* [Stored items]
.....
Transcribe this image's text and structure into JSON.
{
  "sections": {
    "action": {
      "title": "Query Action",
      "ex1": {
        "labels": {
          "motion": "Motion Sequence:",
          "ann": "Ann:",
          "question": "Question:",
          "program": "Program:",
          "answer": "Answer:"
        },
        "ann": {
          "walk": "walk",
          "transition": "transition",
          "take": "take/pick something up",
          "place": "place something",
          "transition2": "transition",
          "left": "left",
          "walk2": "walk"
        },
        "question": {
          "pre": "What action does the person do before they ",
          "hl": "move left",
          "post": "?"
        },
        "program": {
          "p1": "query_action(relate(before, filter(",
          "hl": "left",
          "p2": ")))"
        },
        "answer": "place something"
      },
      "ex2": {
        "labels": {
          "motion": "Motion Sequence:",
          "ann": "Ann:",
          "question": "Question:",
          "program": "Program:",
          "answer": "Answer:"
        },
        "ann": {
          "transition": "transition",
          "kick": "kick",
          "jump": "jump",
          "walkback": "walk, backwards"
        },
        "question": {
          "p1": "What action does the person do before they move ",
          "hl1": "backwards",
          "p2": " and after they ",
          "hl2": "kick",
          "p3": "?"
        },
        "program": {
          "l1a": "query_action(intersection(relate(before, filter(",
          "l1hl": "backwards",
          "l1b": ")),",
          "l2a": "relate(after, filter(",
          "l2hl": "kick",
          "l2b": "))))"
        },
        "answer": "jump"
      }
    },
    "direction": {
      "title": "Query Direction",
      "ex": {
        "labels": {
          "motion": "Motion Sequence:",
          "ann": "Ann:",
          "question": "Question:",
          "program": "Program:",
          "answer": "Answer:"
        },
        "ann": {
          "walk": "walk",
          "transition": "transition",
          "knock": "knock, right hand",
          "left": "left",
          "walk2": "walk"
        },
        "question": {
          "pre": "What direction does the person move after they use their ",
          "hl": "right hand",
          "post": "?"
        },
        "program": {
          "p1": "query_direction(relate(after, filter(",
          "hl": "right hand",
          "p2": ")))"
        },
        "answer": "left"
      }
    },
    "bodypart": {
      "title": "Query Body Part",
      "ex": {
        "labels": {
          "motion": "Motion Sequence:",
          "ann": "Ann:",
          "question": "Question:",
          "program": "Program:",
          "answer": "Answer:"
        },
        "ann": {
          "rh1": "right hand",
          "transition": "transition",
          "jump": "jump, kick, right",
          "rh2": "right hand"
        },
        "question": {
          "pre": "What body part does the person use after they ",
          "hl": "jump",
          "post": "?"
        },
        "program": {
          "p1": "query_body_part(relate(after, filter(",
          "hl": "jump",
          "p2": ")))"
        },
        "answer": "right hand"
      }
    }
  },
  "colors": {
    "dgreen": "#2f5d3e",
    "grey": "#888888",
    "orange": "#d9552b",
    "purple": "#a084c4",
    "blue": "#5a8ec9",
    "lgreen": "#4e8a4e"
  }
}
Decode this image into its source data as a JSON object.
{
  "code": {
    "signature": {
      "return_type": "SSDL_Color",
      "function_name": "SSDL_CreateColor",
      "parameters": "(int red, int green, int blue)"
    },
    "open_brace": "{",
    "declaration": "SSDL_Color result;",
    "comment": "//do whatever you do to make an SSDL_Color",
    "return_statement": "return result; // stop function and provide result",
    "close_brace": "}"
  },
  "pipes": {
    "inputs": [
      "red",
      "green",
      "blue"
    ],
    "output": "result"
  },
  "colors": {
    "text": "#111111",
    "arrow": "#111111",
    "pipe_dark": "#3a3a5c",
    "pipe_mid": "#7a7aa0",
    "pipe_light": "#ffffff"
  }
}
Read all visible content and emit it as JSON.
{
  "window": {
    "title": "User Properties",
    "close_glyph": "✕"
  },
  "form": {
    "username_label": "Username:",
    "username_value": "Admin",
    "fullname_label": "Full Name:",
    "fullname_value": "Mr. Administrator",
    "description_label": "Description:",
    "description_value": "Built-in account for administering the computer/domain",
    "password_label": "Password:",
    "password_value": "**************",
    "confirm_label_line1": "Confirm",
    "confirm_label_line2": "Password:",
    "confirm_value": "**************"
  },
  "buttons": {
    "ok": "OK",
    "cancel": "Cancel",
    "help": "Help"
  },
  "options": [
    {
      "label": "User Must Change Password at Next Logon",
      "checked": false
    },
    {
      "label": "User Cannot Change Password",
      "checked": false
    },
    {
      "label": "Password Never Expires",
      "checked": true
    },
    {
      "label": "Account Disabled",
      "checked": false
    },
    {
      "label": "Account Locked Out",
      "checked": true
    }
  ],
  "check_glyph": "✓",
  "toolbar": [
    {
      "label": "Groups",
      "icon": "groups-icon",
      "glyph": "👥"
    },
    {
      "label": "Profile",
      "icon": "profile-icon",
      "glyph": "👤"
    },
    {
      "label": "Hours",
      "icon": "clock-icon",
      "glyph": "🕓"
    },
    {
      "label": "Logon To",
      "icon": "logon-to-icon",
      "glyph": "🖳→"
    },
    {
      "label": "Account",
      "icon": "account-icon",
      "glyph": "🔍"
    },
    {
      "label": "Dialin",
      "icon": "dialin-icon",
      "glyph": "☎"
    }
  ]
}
.....
* [Work to be completed]
Check every line of the material for the string "blue" and give the number of lines that have it, without anything else.

* [Worked solution]
3